**Problem description**
Reproduce each line from the records that holds "JSON".

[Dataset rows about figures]
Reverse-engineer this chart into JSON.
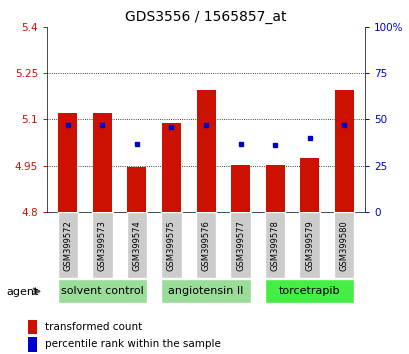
{
  "title": "GDS3556 / 1565857_at",
  "samples": [
    "GSM399572",
    "GSM399573",
    "GSM399574",
    "GSM399575",
    "GSM399576",
    "GSM399577",
    "GSM399578",
    "GSM399579",
    "GSM399580"
  ],
  "bar_values": [
    5.12,
    5.12,
    4.945,
    5.09,
    5.195,
    4.952,
    4.952,
    4.975,
    5.195
  ],
  "percentile_values": [
    47,
    47,
    37,
    46,
    47,
    37,
    36,
    40,
    47
  ],
  "y_min": 4.8,
  "y_max": 5.4,
  "y_ticks": [
    4.8,
    4.95,
    5.1,
    5.25,
    5.4
  ],
  "y_tick_labels": [
    "4.8",
    "4.95",
    "5.1",
    "5.25",
    "5.4"
  ],
  "y2_ticks": [
    0,
    25,
    50,
    75,
    100
  ],
  "y2_tick_labels": [
    "0",
    "25",
    "50",
    "75",
    "100%"
  ],
  "bar_color": "#cc1100",
  "marker_color": "#0000cc",
  "bar_bottom": 4.8,
  "groups": [
    {
      "label": "solvent control",
      "start": 0,
      "end": 3,
      "color": "#99dd99"
    },
    {
      "label": "angiotensin II",
      "start": 3,
      "end": 6,
      "color": "#99dd99"
    },
    {
      "label": "torcetrapib",
      "start": 6,
      "end": 9,
      "color": "#44ee44"
    }
  ],
  "agent_label": "agent",
  "legend_items": [
    {
      "color": "#cc1100",
      "label": "transformed count"
    },
    {
      "color": "#0000cc",
      "label": "percentile rank within the sample"
    }
  ],
  "background_color": "#ffffff",
  "sample_box_color": "#cccccc",
  "bar_width": 0.55,
  "title_fontsize": 10,
  "tick_fontsize": 7.5,
  "sample_fontsize": 6,
  "group_fontsize": 8,
  "legend_fontsize": 7.5
}
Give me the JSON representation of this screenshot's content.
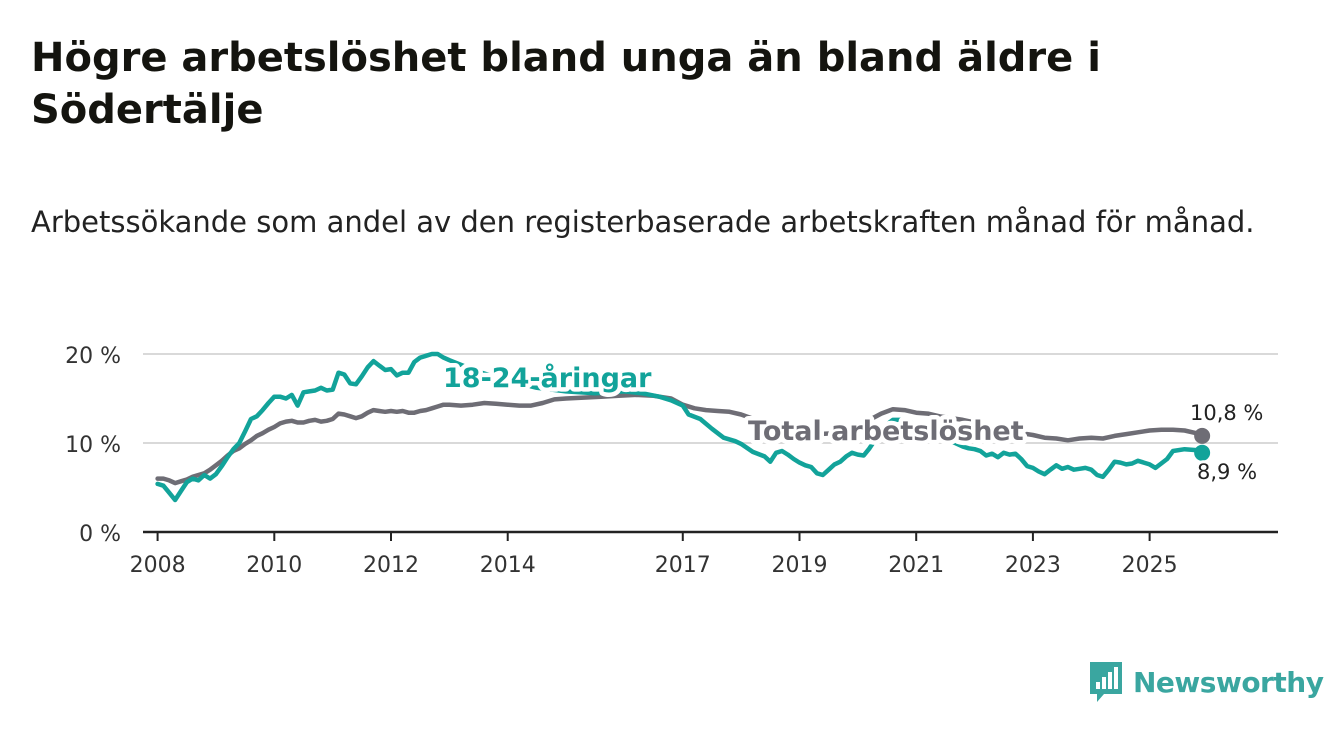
{
  "title": "Högre arbetslöshet bland unga än bland äldre i Södertälje",
  "subtitle": "Arbetssökande som andel av den registerbaserade arbetskraften månad för månad.",
  "brand": {
    "name": "Newsworthy",
    "icon": "newsworthy-logo-icon",
    "color": "#3aa6a0"
  },
  "colors": {
    "youth": "#12a39a",
    "total": "#6e6d75",
    "grid": "#d9d9d9",
    "axis": "#222222"
  },
  "chart_data": {
    "type": "line",
    "ylim": [
      0,
      20
    ],
    "y_ticks": [
      0,
      10,
      20
    ],
    "y_tick_labels": [
      "0 %",
      "10 %",
      "20 %"
    ],
    "xlim": [
      2007.75,
      2027.2
    ],
    "x_ticks": [
      2008,
      2010,
      2012,
      2014,
      2017,
      2019,
      2021,
      2023,
      2025
    ],
    "x_tick_labels": [
      "2008",
      "2010",
      "2012",
      "2014",
      "2017",
      "2019",
      "2021",
      "2023",
      "2025"
    ],
    "series": [
      {
        "name": "18-24-åringar",
        "label": "18-24-åringar",
        "end_label": "8,9 %",
        "end_value": 8.9,
        "points": [
          [
            2008.0,
            5.4
          ],
          [
            2008.1,
            5.2
          ],
          [
            2008.2,
            4.4
          ],
          [
            2008.3,
            3.6
          ],
          [
            2008.4,
            4.6
          ],
          [
            2008.5,
            5.6
          ],
          [
            2008.6,
            6.0
          ],
          [
            2008.7,
            5.8
          ],
          [
            2008.8,
            6.4
          ],
          [
            2008.9,
            6.0
          ],
          [
            2009.0,
            6.5
          ],
          [
            2009.1,
            7.4
          ],
          [
            2009.2,
            8.4
          ],
          [
            2009.3,
            9.3
          ],
          [
            2009.4,
            10.0
          ],
          [
            2009.5,
            11.3
          ],
          [
            2009.6,
            12.7
          ],
          [
            2009.7,
            13.0
          ],
          [
            2009.8,
            13.7
          ],
          [
            2009.9,
            14.5
          ],
          [
            2010.0,
            15.2
          ],
          [
            2010.1,
            15.2
          ],
          [
            2010.2,
            15.0
          ],
          [
            2010.3,
            15.4
          ],
          [
            2010.4,
            14.2
          ],
          [
            2010.5,
            15.7
          ],
          [
            2010.6,
            15.8
          ],
          [
            2010.7,
            15.9
          ],
          [
            2010.8,
            16.2
          ],
          [
            2010.9,
            15.9
          ],
          [
            2011.0,
            16.0
          ],
          [
            2011.1,
            17.9
          ],
          [
            2011.2,
            17.7
          ],
          [
            2011.3,
            16.7
          ],
          [
            2011.4,
            16.6
          ],
          [
            2011.5,
            17.5
          ],
          [
            2011.6,
            18.5
          ],
          [
            2011.7,
            19.2
          ],
          [
            2011.8,
            18.7
          ],
          [
            2011.9,
            18.2
          ],
          [
            2012.0,
            18.3
          ],
          [
            2012.1,
            17.6
          ],
          [
            2012.2,
            17.9
          ],
          [
            2012.3,
            17.9
          ],
          [
            2012.4,
            19.1
          ],
          [
            2012.5,
            19.6
          ],
          [
            2012.6,
            19.8
          ],
          [
            2012.7,
            20.0
          ],
          [
            2012.8,
            20.0
          ],
          [
            2012.9,
            19.6
          ],
          [
            2013.0,
            19.3
          ],
          [
            2013.5,
            18.0
          ],
          [
            2014.0,
            17.0
          ],
          [
            2014.5,
            16.2
          ],
          [
            2015.0,
            15.8
          ],
          [
            2015.5,
            15.6
          ],
          [
            2016.0,
            15.8
          ],
          [
            2016.3,
            15.6
          ],
          [
            2016.6,
            15.2
          ],
          [
            2016.8,
            14.8
          ],
          [
            2017.0,
            14.2
          ],
          [
            2017.1,
            13.2
          ],
          [
            2017.3,
            12.7
          ],
          [
            2017.5,
            11.6
          ],
          [
            2017.7,
            10.6
          ],
          [
            2017.9,
            10.2
          ],
          [
            2018.0,
            9.9
          ],
          [
            2018.2,
            9.0
          ],
          [
            2018.4,
            8.5
          ],
          [
            2018.5,
            7.9
          ],
          [
            2018.6,
            8.9
          ],
          [
            2018.7,
            9.1
          ],
          [
            2018.8,
            8.7
          ],
          [
            2018.9,
            8.2
          ],
          [
            2019.0,
            7.8
          ],
          [
            2019.1,
            7.5
          ],
          [
            2019.2,
            7.3
          ],
          [
            2019.3,
            6.6
          ],
          [
            2019.4,
            6.4
          ],
          [
            2019.5,
            7.0
          ],
          [
            2019.6,
            7.6
          ],
          [
            2019.7,
            7.9
          ],
          [
            2019.8,
            8.5
          ],
          [
            2019.9,
            8.9
          ],
          [
            2020.0,
            8.7
          ],
          [
            2020.1,
            8.6
          ],
          [
            2020.2,
            9.4
          ],
          [
            2020.3,
            10.4
          ],
          [
            2020.4,
            11.6
          ],
          [
            2020.6,
            12.6
          ],
          [
            2020.8,
            12.6
          ],
          [
            2021.0,
            12.0
          ],
          [
            2021.3,
            11.0
          ],
          [
            2021.6,
            10.2
          ],
          [
            2021.8,
            9.6
          ],
          [
            2021.9,
            9.4
          ],
          [
            2022.0,
            9.3
          ],
          [
            2022.1,
            9.1
          ],
          [
            2022.2,
            8.6
          ],
          [
            2022.3,
            8.8
          ],
          [
            2022.4,
            8.4
          ],
          [
            2022.5,
            8.9
          ],
          [
            2022.6,
            8.7
          ],
          [
            2022.7,
            8.8
          ],
          [
            2022.8,
            8.2
          ],
          [
            2022.9,
            7.4
          ],
          [
            2023.0,
            7.2
          ],
          [
            2023.1,
            6.8
          ],
          [
            2023.2,
            6.5
          ],
          [
            2023.3,
            7.0
          ],
          [
            2023.4,
            7.5
          ],
          [
            2023.5,
            7.1
          ],
          [
            2023.6,
            7.3
          ],
          [
            2023.7,
            7.0
          ],
          [
            2023.8,
            7.1
          ],
          [
            2023.9,
            7.2
          ],
          [
            2024.0,
            7.0
          ],
          [
            2024.1,
            6.4
          ],
          [
            2024.2,
            6.2
          ],
          [
            2024.3,
            7.0
          ],
          [
            2024.4,
            7.9
          ],
          [
            2024.5,
            7.8
          ],
          [
            2024.6,
            7.6
          ],
          [
            2024.7,
            7.7
          ],
          [
            2024.8,
            8.0
          ],
          [
            2024.9,
            7.8
          ],
          [
            2025.0,
            7.6
          ],
          [
            2025.1,
            7.2
          ],
          [
            2025.3,
            8.2
          ],
          [
            2025.4,
            9.1
          ],
          [
            2025.6,
            9.3
          ],
          [
            2025.8,
            9.2
          ],
          [
            2025.9,
            8.9
          ]
        ]
      },
      {
        "name": "Total arbetslöshet",
        "label": "Total arbetslöshet",
        "end_label": "10,8 %",
        "end_value": 10.8,
        "points": [
          [
            2008.0,
            6.0
          ],
          [
            2008.1,
            6.0
          ],
          [
            2008.2,
            5.8
          ],
          [
            2008.3,
            5.5
          ],
          [
            2008.4,
            5.7
          ],
          [
            2008.5,
            5.9
          ],
          [
            2008.6,
            6.2
          ],
          [
            2008.7,
            6.4
          ],
          [
            2008.8,
            6.6
          ],
          [
            2008.9,
            7.0
          ],
          [
            2009.0,
            7.5
          ],
          [
            2009.1,
            8.0
          ],
          [
            2009.2,
            8.6
          ],
          [
            2009.3,
            9.1
          ],
          [
            2009.4,
            9.4
          ],
          [
            2009.5,
            9.9
          ],
          [
            2009.6,
            10.3
          ],
          [
            2009.7,
            10.8
          ],
          [
            2009.8,
            11.1
          ],
          [
            2009.9,
            11.5
          ],
          [
            2010.0,
            11.8
          ],
          [
            2010.1,
            12.2
          ],
          [
            2010.2,
            12.4
          ],
          [
            2010.3,
            12.5
          ],
          [
            2010.4,
            12.3
          ],
          [
            2010.5,
            12.3
          ],
          [
            2010.6,
            12.5
          ],
          [
            2010.7,
            12.6
          ],
          [
            2010.8,
            12.4
          ],
          [
            2010.9,
            12.5
          ],
          [
            2011.0,
            12.7
          ],
          [
            2011.1,
            13.3
          ],
          [
            2011.2,
            13.2
          ],
          [
            2011.3,
            13.0
          ],
          [
            2011.4,
            12.8
          ],
          [
            2011.5,
            13.0
          ],
          [
            2011.6,
            13.4
          ],
          [
            2011.7,
            13.7
          ],
          [
            2011.8,
            13.6
          ],
          [
            2011.9,
            13.5
          ],
          [
            2012.0,
            13.6
          ],
          [
            2012.1,
            13.5
          ],
          [
            2012.2,
            13.6
          ],
          [
            2012.3,
            13.4
          ],
          [
            2012.4,
            13.4
          ],
          [
            2012.5,
            13.6
          ],
          [
            2012.6,
            13.7
          ],
          [
            2012.7,
            13.9
          ],
          [
            2012.8,
            14.1
          ],
          [
            2012.9,
            14.3
          ],
          [
            2013.0,
            14.3
          ],
          [
            2013.2,
            14.2
          ],
          [
            2013.4,
            14.3
          ],
          [
            2013.6,
            14.5
          ],
          [
            2013.8,
            14.4
          ],
          [
            2014.0,
            14.3
          ],
          [
            2014.2,
            14.2
          ],
          [
            2014.4,
            14.2
          ],
          [
            2014.6,
            14.5
          ],
          [
            2014.8,
            14.9
          ],
          [
            2015.0,
            15.0
          ],
          [
            2015.3,
            15.1
          ],
          [
            2015.6,
            15.2
          ],
          [
            2015.9,
            15.3
          ],
          [
            2016.2,
            15.4
          ],
          [
            2016.5,
            15.3
          ],
          [
            2016.8,
            15.0
          ],
          [
            2017.0,
            14.3
          ],
          [
            2017.2,
            13.9
          ],
          [
            2017.4,
            13.7
          ],
          [
            2017.6,
            13.6
          ],
          [
            2017.8,
            13.5
          ],
          [
            2018.0,
            13.2
          ],
          [
            2018.3,
            12.5
          ],
          [
            2018.6,
            11.8
          ],
          [
            2019.0,
            11.3
          ],
          [
            2019.3,
            11.0
          ],
          [
            2019.6,
            11.1
          ],
          [
            2019.9,
            11.8
          ],
          [
            2020.2,
            12.6
          ],
          [
            2020.4,
            13.3
          ],
          [
            2020.6,
            13.8
          ],
          [
            2020.8,
            13.7
          ],
          [
            2021.0,
            13.4
          ],
          [
            2021.2,
            13.3
          ],
          [
            2021.4,
            13.0
          ],
          [
            2021.6,
            12.8
          ],
          [
            2021.8,
            12.6
          ],
          [
            2022.0,
            12.3
          ],
          [
            2022.2,
            12.0
          ],
          [
            2022.4,
            11.5
          ],
          [
            2022.6,
            11.1
          ],
          [
            2022.8,
            11.1
          ],
          [
            2023.0,
            10.9
          ],
          [
            2023.2,
            10.6
          ],
          [
            2023.4,
            10.5
          ],
          [
            2023.6,
            10.3
          ],
          [
            2023.8,
            10.5
          ],
          [
            2024.0,
            10.6
          ],
          [
            2024.2,
            10.5
          ],
          [
            2024.4,
            10.8
          ],
          [
            2024.6,
            11.0
          ],
          [
            2024.8,
            11.2
          ],
          [
            2025.0,
            11.4
          ],
          [
            2025.2,
            11.5
          ],
          [
            2025.4,
            11.5
          ],
          [
            2025.6,
            11.4
          ],
          [
            2025.8,
            11.1
          ],
          [
            2025.9,
            10.8
          ]
        ]
      }
    ]
  }
}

**Task response**
Reverse-engineer this chart into JSON.
Give me the JSON representation of this screenshot's content.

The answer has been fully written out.